▶ _The request_
Return the material exactly as supplied, apart from the pictures, which are omitted.

* start *

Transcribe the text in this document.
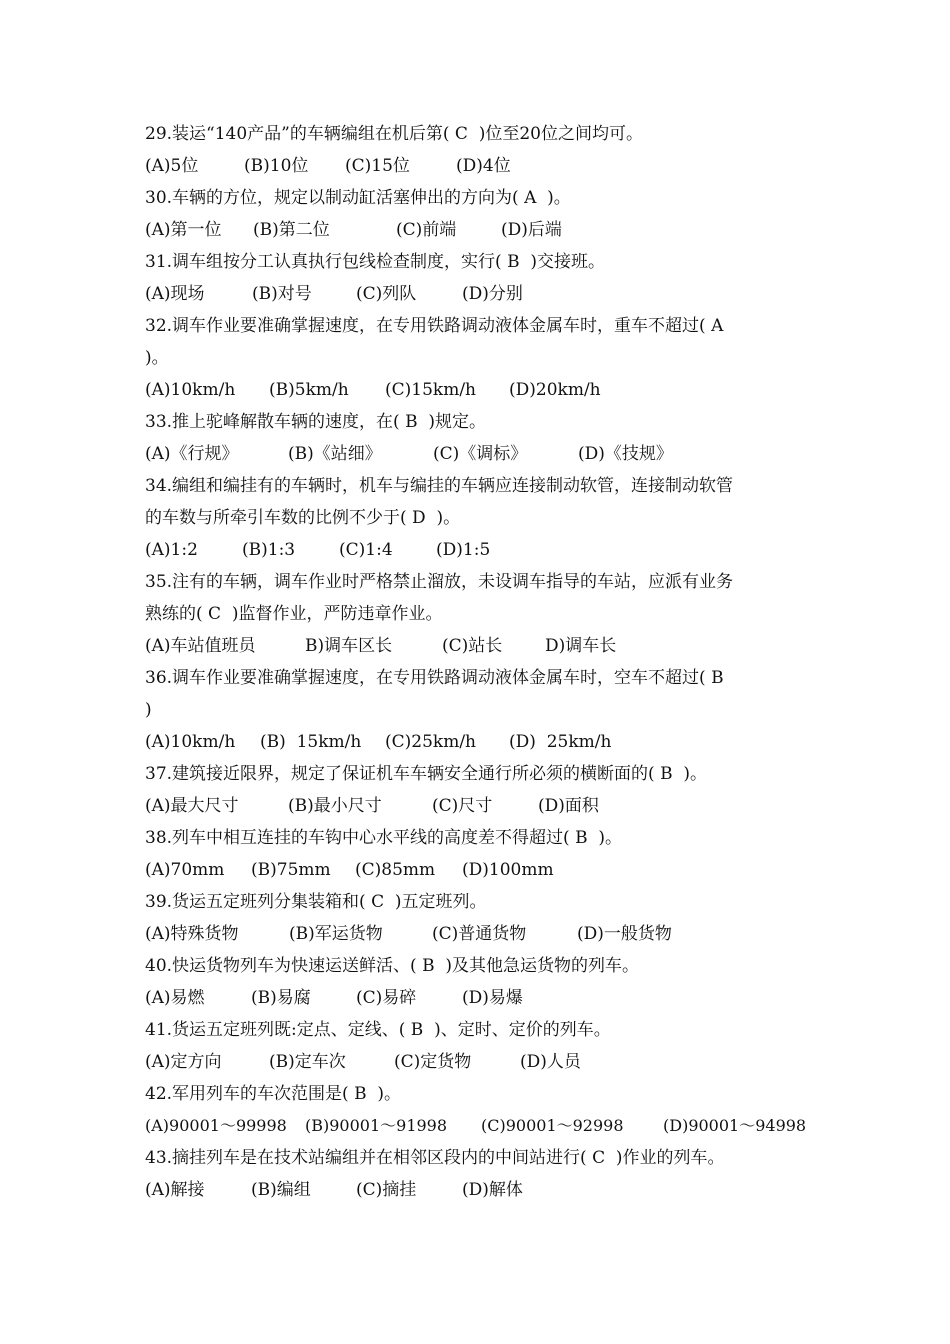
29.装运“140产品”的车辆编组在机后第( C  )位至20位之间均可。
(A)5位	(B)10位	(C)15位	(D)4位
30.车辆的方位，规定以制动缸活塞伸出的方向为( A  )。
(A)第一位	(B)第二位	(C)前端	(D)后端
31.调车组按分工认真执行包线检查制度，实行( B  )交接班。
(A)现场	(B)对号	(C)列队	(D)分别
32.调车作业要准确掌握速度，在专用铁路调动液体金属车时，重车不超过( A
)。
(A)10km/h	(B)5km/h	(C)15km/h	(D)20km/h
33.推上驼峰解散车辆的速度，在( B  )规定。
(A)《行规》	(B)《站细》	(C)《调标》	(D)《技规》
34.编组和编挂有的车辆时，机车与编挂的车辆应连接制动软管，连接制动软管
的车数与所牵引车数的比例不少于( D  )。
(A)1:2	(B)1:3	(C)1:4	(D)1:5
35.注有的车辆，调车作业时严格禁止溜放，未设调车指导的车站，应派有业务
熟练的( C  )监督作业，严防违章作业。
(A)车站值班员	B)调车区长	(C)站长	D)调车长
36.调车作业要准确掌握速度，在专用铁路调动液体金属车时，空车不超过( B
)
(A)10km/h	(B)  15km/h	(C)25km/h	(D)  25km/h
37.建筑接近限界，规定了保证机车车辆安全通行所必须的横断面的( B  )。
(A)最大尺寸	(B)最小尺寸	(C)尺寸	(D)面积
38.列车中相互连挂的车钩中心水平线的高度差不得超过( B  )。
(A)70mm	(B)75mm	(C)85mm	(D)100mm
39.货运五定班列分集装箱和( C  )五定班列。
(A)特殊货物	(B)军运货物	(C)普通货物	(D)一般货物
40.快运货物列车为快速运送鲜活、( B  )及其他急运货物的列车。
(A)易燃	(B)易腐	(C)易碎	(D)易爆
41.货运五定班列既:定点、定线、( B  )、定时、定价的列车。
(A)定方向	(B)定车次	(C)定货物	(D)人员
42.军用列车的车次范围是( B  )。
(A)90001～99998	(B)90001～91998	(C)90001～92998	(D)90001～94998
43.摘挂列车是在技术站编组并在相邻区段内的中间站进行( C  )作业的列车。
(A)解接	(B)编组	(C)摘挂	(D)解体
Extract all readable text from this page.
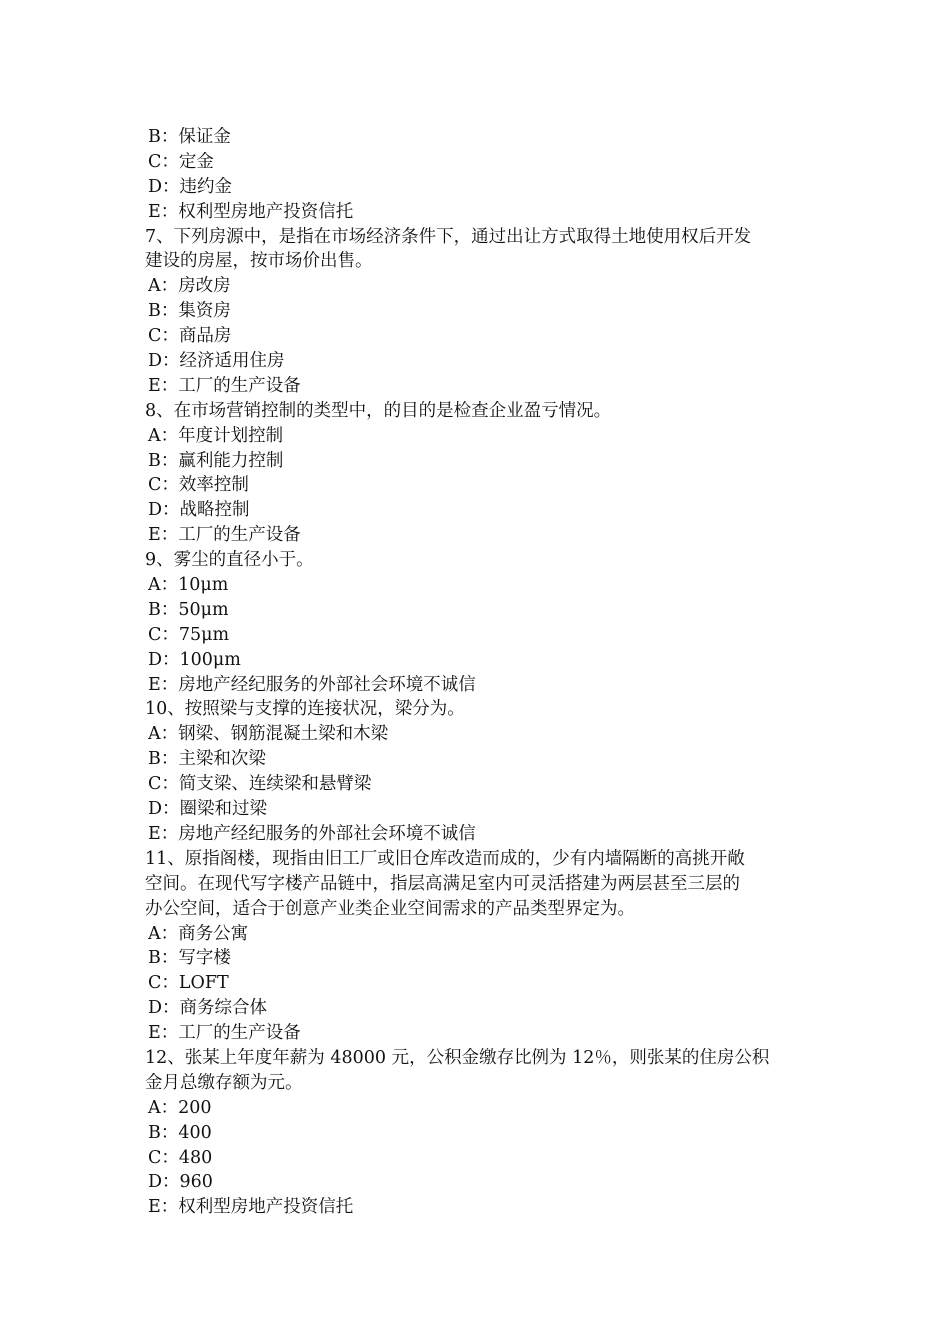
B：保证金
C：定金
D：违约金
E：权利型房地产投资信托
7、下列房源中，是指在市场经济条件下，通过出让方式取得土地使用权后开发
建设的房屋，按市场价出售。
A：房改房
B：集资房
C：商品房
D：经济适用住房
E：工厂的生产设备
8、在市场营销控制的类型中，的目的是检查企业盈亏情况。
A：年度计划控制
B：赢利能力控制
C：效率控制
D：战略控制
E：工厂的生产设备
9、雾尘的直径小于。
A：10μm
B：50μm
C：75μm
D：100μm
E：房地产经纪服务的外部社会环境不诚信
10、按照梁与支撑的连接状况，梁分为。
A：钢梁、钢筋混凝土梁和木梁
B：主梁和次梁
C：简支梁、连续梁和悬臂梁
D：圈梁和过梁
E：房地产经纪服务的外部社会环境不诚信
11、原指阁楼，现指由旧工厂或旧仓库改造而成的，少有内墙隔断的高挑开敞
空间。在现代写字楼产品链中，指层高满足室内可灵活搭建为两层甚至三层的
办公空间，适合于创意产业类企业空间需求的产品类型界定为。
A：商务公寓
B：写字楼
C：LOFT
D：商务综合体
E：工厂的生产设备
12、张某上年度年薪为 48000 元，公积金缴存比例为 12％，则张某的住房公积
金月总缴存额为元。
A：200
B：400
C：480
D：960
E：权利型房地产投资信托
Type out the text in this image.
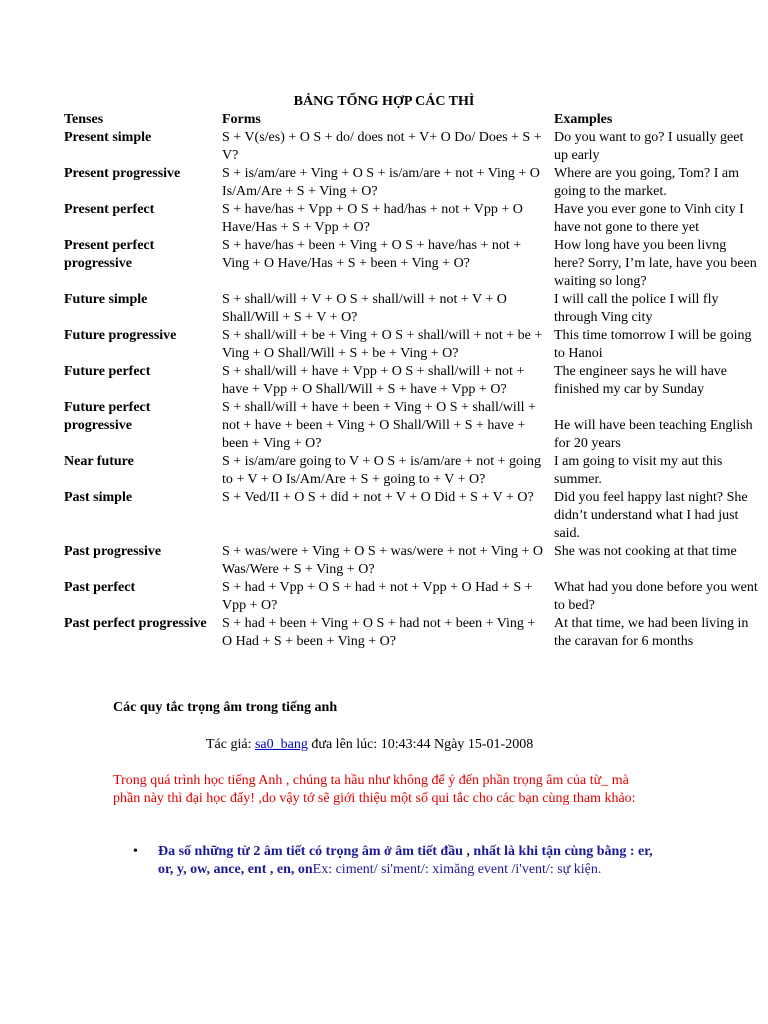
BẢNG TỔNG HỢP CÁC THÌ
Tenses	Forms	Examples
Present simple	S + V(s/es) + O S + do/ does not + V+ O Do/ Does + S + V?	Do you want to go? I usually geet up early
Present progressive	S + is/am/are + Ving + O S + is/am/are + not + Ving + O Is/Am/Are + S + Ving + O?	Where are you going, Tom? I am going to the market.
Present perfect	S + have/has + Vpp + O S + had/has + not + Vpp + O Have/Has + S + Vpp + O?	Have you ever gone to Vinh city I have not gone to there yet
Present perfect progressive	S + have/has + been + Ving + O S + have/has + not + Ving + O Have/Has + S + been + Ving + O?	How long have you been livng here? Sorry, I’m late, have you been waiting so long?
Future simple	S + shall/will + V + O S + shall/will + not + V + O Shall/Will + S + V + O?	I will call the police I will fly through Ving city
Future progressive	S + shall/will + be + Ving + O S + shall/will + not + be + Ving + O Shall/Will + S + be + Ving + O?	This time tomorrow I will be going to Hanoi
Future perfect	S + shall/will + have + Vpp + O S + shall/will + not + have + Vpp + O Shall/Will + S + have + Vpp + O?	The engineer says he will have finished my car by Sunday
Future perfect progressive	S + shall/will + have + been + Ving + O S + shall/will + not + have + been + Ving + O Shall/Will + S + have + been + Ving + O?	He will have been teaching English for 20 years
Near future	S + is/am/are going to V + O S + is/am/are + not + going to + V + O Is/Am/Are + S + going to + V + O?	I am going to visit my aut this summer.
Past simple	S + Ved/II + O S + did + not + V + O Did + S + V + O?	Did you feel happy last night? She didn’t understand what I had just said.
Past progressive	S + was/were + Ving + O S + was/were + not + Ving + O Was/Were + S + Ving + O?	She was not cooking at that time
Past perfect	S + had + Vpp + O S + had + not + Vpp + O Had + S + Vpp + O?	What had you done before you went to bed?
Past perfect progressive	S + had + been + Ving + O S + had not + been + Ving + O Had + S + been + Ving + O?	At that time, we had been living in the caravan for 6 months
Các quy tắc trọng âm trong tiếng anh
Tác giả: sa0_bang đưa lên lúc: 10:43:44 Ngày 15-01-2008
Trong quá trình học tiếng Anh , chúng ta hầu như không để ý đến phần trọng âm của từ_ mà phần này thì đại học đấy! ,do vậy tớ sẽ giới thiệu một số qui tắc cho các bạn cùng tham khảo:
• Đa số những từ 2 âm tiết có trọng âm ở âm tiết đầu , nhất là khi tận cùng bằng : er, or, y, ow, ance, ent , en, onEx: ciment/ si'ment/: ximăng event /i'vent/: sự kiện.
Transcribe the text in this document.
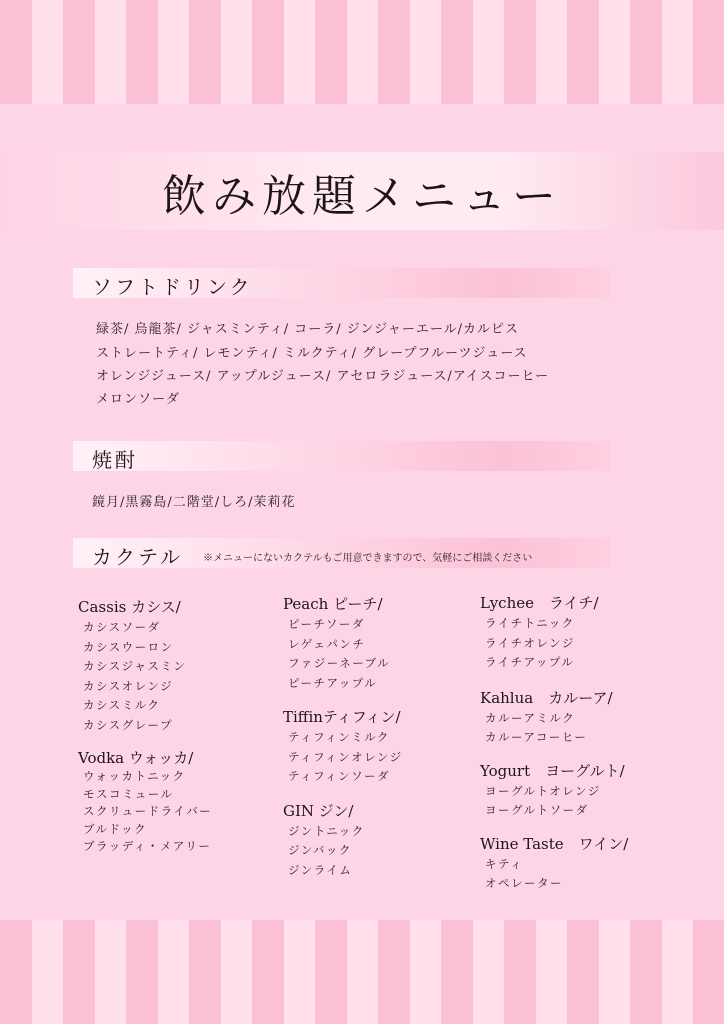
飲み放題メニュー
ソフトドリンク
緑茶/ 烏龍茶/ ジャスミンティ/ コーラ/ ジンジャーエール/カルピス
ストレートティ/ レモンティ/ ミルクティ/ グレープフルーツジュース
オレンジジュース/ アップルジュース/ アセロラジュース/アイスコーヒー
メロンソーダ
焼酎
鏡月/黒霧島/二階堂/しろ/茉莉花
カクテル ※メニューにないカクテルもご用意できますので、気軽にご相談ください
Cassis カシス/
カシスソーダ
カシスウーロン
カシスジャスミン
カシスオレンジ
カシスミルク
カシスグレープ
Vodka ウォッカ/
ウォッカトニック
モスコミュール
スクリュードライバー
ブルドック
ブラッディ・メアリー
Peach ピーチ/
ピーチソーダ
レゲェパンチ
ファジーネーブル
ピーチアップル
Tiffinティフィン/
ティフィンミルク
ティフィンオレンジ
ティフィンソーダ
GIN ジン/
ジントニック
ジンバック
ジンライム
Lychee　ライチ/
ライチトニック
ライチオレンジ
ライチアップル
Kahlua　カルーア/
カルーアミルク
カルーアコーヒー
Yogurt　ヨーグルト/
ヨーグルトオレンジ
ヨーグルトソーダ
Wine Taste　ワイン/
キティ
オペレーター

* end *

▶ _The response_
Transcribe the text in this document.
29.装运“140产品”的车辆编组在机后第( C  )位至20位之间均可。
(A)5位	(B)10位	(C)15位	(D)4位
30.车辆的方位，规定以制动缸活塞伸出的方向为( A  )。
(A)第一位	(B)第二位	(C)前端	(D)后端
31.调车组按分工认真执行包线检查制度，实行( B  )交接班。
(A)现场	(B)对号	(C)列队	(D)分别
32.调车作业要准确掌握速度，在专用铁路调动液体金属车时，重车不超过( A
)。
(A)10km/h	(B)5km/h	(C)15km/h	(D)20km/h
33.推上驼峰解散车辆的速度，在( B  )规定。
(A)《行规》	(B)《站细》	(C)《调标》	(D)《技规》
34.编组和编挂有的车辆时，机车与编挂的车辆应连接制动软管，连接制动软管
的车数与所牵引车数的比例不少于( D  )。
(A)1:2	(B)1:3	(C)1:4	(D)1:5
35.注有的车辆，调车作业时严格禁止溜放，未设调车指导的车站，应派有业务
熟练的( C  )监督作业，严防违章作业。
(A)车站值班员	B)调车区长	(C)站长	D)调车长
36.调车作业要准确掌握速度，在专用铁路调动液体金属车时，空车不超过( B
)
(A)10km/h	(B)  15km/h	(C)25km/h	(D)  25km/h
37.建筑接近限界，规定了保证机车车辆安全通行所必须的横断面的( B  )。
(A)最大尺寸	(B)最小尺寸	(C)尺寸	(D)面积
38.列车中相互连挂的车钩中心水平线的高度差不得超过( B  )。
(A)70mm	(B)75mm	(C)85mm	(D)100mm
39.货运五定班列分集装箱和( C  )五定班列。
(A)特殊货物	(B)军运货物	(C)普通货物	(D)一般货物
40.快运货物列车为快速运送鲜活、( B  )及其他急运货物的列车。
(A)易燃	(B)易腐	(C)易碎	(D)易爆
41.货运五定班列既:定点、定线、( B  )、定时、定价的列车。
(A)定方向	(B)定车次	(C)定货物	(D)人员
42.军用列车的车次范围是( B  )。
(A)90001～99998	(B)90001～91998	(C)90001～92998	(D)90001～94998
43.摘挂列车是在技术站编组并在相邻区段内的中间站进行( C  )作业的列车。
(A)解接	(B)编组	(C)摘挂	(D)解体
Extract all readable text from this page.
B：保证金
C：定金
D：违约金
E：权利型房地产投资信托
7、下列房源中，是指在市场经济条件下，通过出让方式取得土地使用权后开发
建设的房屋，按市场价出售。
A：房改房
B：集资房
C：商品房
D：经济适用住房
E：工厂的生产设备
8、在市场营销控制的类型中，的目的是检查企业盈亏情况。
A：年度计划控制
B：赢利能力控制
C：效率控制
D：战略控制
E：工厂的生产设备
9、雾尘的直径小于。
A：10μm
B：50μm
C：75μm
D：100μm
E：房地产经纪服务的外部社会环境不诚信
10、按照梁与支撑的连接状况，梁分为。
A：钢梁、钢筋混凝土梁和木梁
B：主梁和次梁
C：简支梁、连续梁和悬臂梁
D：圈梁和过梁
E：房地产经纪服务的外部社会环境不诚信
11、原指阁楼，现指由旧工厂或旧仓库改造而成的，少有内墙隔断的高挑开敞
空间。在现代写字楼产品链中，指层高满足室内可灵活搭建为两层甚至三层的
办公空间，适合于创意产业类企业空间需求的产品类型界定为。
A：商务公寓
B：写字楼
C：LOFT
D：商务综合体
E：工厂的生产设备
12、张某上年度年薪为 48000 元，公积金缴存比例为 12％，则张某的住房公积
金月总缴存额为元。
A：200
B：400
C：480
D：960
E：权利型房地产投资信托
Type out the text in this image.
BẢNG TỔNG HỢP CÁC THÌ
Tenses	Forms	Examples
Present simple	S + V(s/es) + O S + do/ does not + V+ O Do/ Does + S + V?	Do you want to go? I usually geet up early
Present progressive	S + is/am/are + Ving + O S + is/am/are + not + Ving + O Is/Am/Are + S + Ving + O?	Where are you going, Tom? I am going to the market.
Present perfect	S + have/has + Vpp + O S + had/has + not + Vpp + O Have/Has + S + Vpp + O?	Have you ever gone to Vinh city I have not gone to there yet
Present perfect progressive	S + have/has + been + Ving + O S + have/has + not + Ving + O Have/Has + S + been + Ving + O?	How long have you been livng here? Sorry, I’m late, have you been waiting so long?
Future simple	S + shall/will + V + O S + shall/will + not + V + O Shall/Will + S + V + O?	I will call the police I will fly through Ving city
Future progressive	S + shall/will + be + Ving + O S + shall/will + not + be + Ving + O Shall/Will + S + be + Ving + O?	This time tomorrow I will be going to Hanoi
Future perfect	S + shall/will + have + Vpp + O S + shall/will + not + have + Vpp + O Shall/Will + S + have + Vpp + O?	The engineer says he will have finished my car by Sunday
Future perfect progressive	S + shall/will + have + been + Ving + O S + shall/will + not + have + been + Ving + O Shall/Will + S + have + been + Ving + O?	He will have been teaching English for 20 years
Near future	S + is/am/are going to V + O S + is/am/are + not + going to + V + O Is/Am/Are + S + going to + V + O?	I am going to visit my aut this summer.
Past simple	S + Ved/II + O S + did + not + V + O Did + S + V + O?	Did you feel happy last night? She didn’t understand what I had just said.
Past progressive	S + was/were + Ving + O S + was/were + not + Ving + O Was/Were + S + Ving + O?	She was not cooking at that time
Past perfect	S + had + Vpp + O S + had + not + Vpp + O Had + S + Vpp + O?	What had you done before you went to bed?
Past perfect progressive	S + had + been + Ving + O S + had not + been + Ving + O Had + S + been + Ving + O?	At that time, we had been living in the caravan for 6 months
Các quy tắc trọng âm trong tiếng anh
Tác giả: sa0_bang đưa lên lúc: 10:43:44 Ngày 15-01-2008
Trong quá trình học tiếng Anh , chúng ta hầu như không để ý đến phần trọng âm của từ_ mà phần này thì đại học đấy! ,do vậy tớ sẽ giới thiệu một số qui tắc cho các bạn cùng tham khảo:
• Đa số những từ 2 âm tiết có trọng âm ở âm tiết đầu , nhất là khi tận cùng bằng : er, or, y, ow, ance, ent , en, onEx: ciment/ si'ment/: ximăng event /i'vent/: sự kiện.
Transcribe the text in this document.
飲み放題メニュー
ソフトドリンク
緑茶/ 烏龍茶/ ジャスミンティ/ コーラ/ ジンジャーエール/カルピス
ストレートティ/ レモンティ/ ミルクティ/ グレープフルーツジュース
オレンジジュース/ アップルジュース/ アセロラジュース/アイスコーヒー
メロンソーダ
焼酎
鏡月/黒霧島/二階堂/しろ/茉莉花
カクテル ※メニューにないカクテルもご用意できますので、気軽にご相談ください
Cassis カシス/
カシスソーダ
カシスウーロン
カシスジャスミン
カシスオレンジ
カシスミルク
カシスグレープ
Vodka ウォッカ/
ウォッカトニック
モスコミュール
スクリュードライバー
ブルドック
ブラッディ・メアリー
Peach ピーチ/
ピーチソーダ
レゲェパンチ
ファジーネーブル
ピーチアップル
Tiffinティフィン/
ティフィンミルク
ティフィンオレンジ
ティフィンソーダ
GIN ジン/
ジントニック
ジンバック
ジンライム
Lychee　ライチ/
ライチトニック
ライチオレンジ
ライチアップル
Kahlua　カルーア/
カルーアミルク
カルーアコーヒー
Yogurt　ヨーグルト/
ヨーグルトオレンジ
ヨーグルトソーダ
Wine Taste　ワイン/
キティ
オペレーター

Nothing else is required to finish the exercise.